■ Task objective
Output every line exactly as written. Leave out pictures.

═════ Input for this task ═════

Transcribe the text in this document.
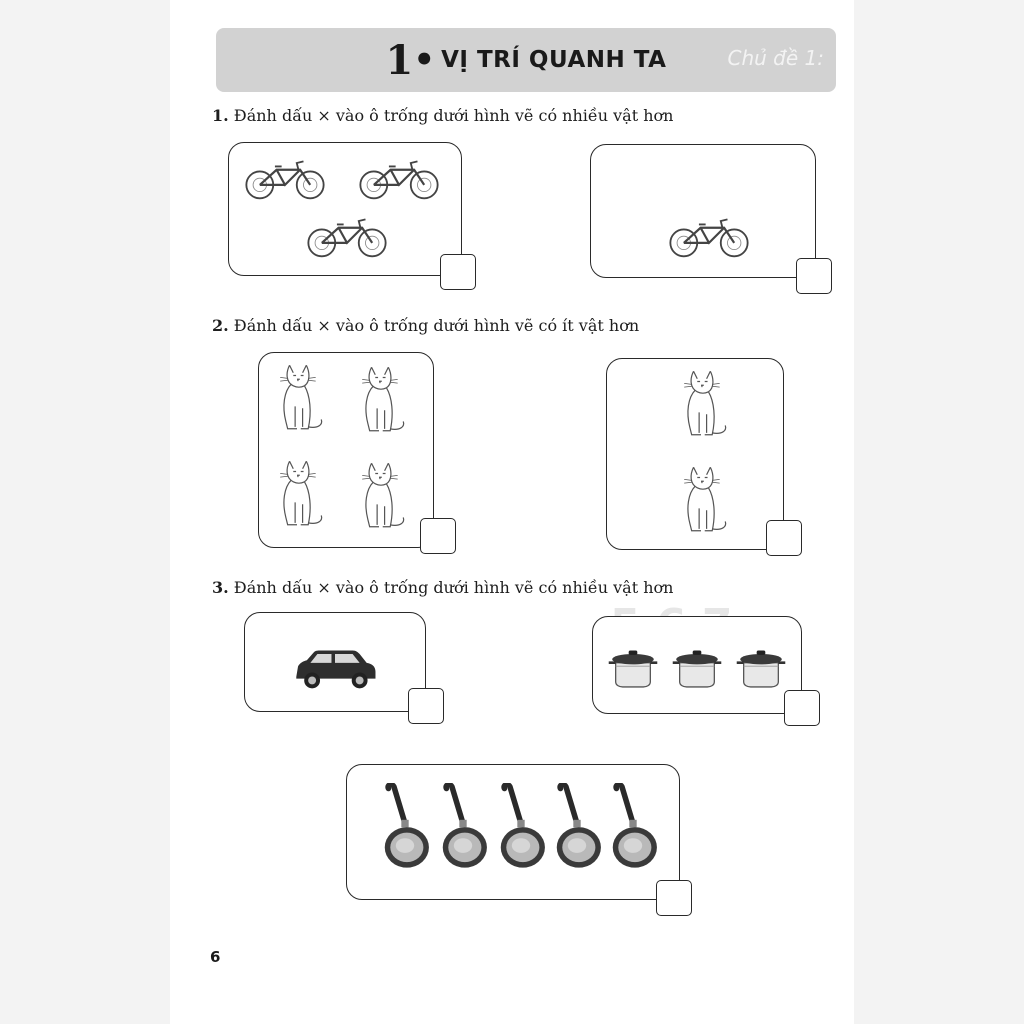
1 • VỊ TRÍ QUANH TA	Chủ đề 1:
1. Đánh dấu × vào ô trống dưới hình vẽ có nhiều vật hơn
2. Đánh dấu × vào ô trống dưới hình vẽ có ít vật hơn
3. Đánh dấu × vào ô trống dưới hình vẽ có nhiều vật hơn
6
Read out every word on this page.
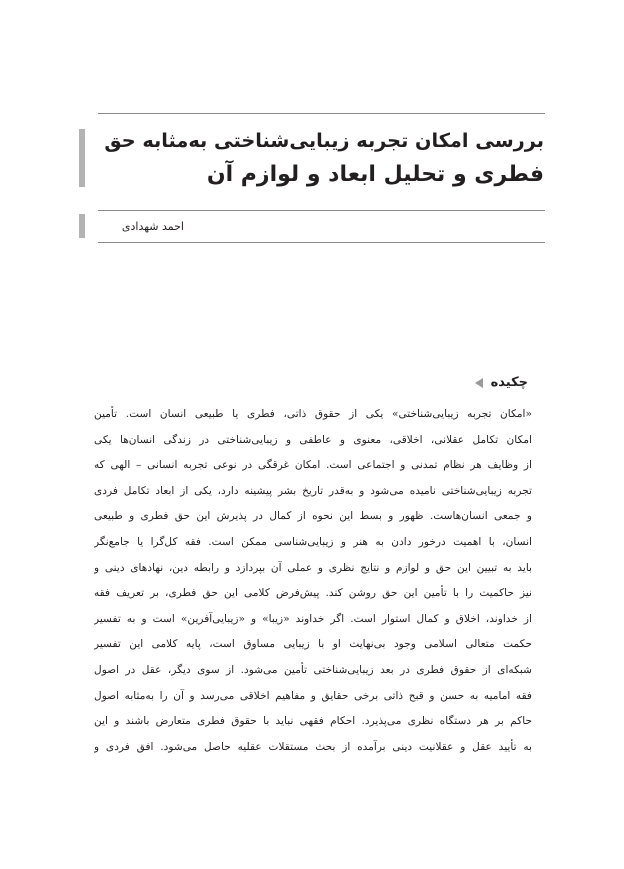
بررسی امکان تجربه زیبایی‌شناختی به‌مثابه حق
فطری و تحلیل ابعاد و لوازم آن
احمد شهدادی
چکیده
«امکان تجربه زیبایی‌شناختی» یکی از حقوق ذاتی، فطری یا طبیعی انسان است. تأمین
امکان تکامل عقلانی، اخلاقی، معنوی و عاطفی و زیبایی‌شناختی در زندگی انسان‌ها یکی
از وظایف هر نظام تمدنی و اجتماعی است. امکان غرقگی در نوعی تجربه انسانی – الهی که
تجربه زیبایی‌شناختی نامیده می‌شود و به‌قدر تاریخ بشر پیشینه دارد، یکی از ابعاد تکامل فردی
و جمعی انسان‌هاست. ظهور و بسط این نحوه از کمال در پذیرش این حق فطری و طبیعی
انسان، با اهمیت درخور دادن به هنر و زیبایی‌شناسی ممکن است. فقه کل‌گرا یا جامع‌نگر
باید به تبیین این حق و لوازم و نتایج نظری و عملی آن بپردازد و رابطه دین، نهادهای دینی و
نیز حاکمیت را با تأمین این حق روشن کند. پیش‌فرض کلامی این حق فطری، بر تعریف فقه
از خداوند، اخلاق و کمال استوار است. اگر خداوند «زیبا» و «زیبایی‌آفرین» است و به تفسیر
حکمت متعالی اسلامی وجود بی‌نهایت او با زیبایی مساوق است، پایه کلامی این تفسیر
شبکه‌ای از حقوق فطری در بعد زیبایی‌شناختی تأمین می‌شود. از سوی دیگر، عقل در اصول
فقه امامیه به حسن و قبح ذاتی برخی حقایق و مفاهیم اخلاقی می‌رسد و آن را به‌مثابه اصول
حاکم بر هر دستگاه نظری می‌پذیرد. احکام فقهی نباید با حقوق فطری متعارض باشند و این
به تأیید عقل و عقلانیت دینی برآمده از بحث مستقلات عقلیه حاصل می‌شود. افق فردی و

═════

■ Reply to the exercise
Transcribe the text in this document.
1 • VỊ TRÍ QUANH TA	Chủ đề 1:
1. Đánh dấu × vào ô trống dưới hình vẽ có nhiều vật hơn
2. Đánh dấu × vào ô trống dưới hình vẽ có ít vật hơn
3. Đánh dấu × vào ô trống dưới hình vẽ có nhiều vật hơn
6
Read out every word on this page.
بررسی امکان تجربه زیبایی‌شناختی به‌مثابه حق
فطری و تحلیل ابعاد و لوازم آن
احمد شهدادی
چکیده
«امکان تجربه زیبایی‌شناختی» یکی از حقوق ذاتی، فطری یا طبیعی انسان است. تأمین
امکان تکامل عقلانی، اخلاقی، معنوی و عاطفی و زیبایی‌شناختی در زندگی انسان‌ها یکی
از وظایف هر نظام تمدنی و اجتماعی است. امکان غرقگی در نوعی تجربه انسانی – الهی که
تجربه زیبایی‌شناختی نامیده می‌شود و به‌قدر تاریخ بشر پیشینه دارد، یکی از ابعاد تکامل فردی
و جمعی انسان‌هاست. ظهور و بسط این نحوه از کمال در پذیرش این حق فطری و طبیعی
انسان، با اهمیت درخور دادن به هنر و زیبایی‌شناسی ممکن است. فقه کل‌گرا یا جامع‌نگر
باید به تبیین این حق و لوازم و نتایج نظری و عملی آن بپردازد و رابطه دین، نهادهای دینی و
نیز حاکمیت را با تأمین این حق روشن کند. پیش‌فرض کلامی این حق فطری، بر تعریف فقه
از خداوند، اخلاق و کمال استوار است. اگر خداوند «زیبا» و «زیبایی‌آفرین» است و به تفسیر
حکمت متعالی اسلامی وجود بی‌نهایت او با زیبایی مساوق است، پایه کلامی این تفسیر
شبکه‌ای از حقوق فطری در بعد زیبایی‌شناختی تأمین می‌شود. از سوی دیگر، عقل در اصول
فقه امامیه به حسن و قبح ذاتی برخی حقایق و مفاهیم اخلاقی می‌رسد و آن را به‌مثابه اصول
حاکم بر هر دستگاه نظری می‌پذیرد. احکام فقهی نباید با حقوق فطری متعارض باشند و این
به تأیید عقل و عقلانیت دینی برآمده از بحث مستقلات عقلیه حاصل می‌شود. افق فردی و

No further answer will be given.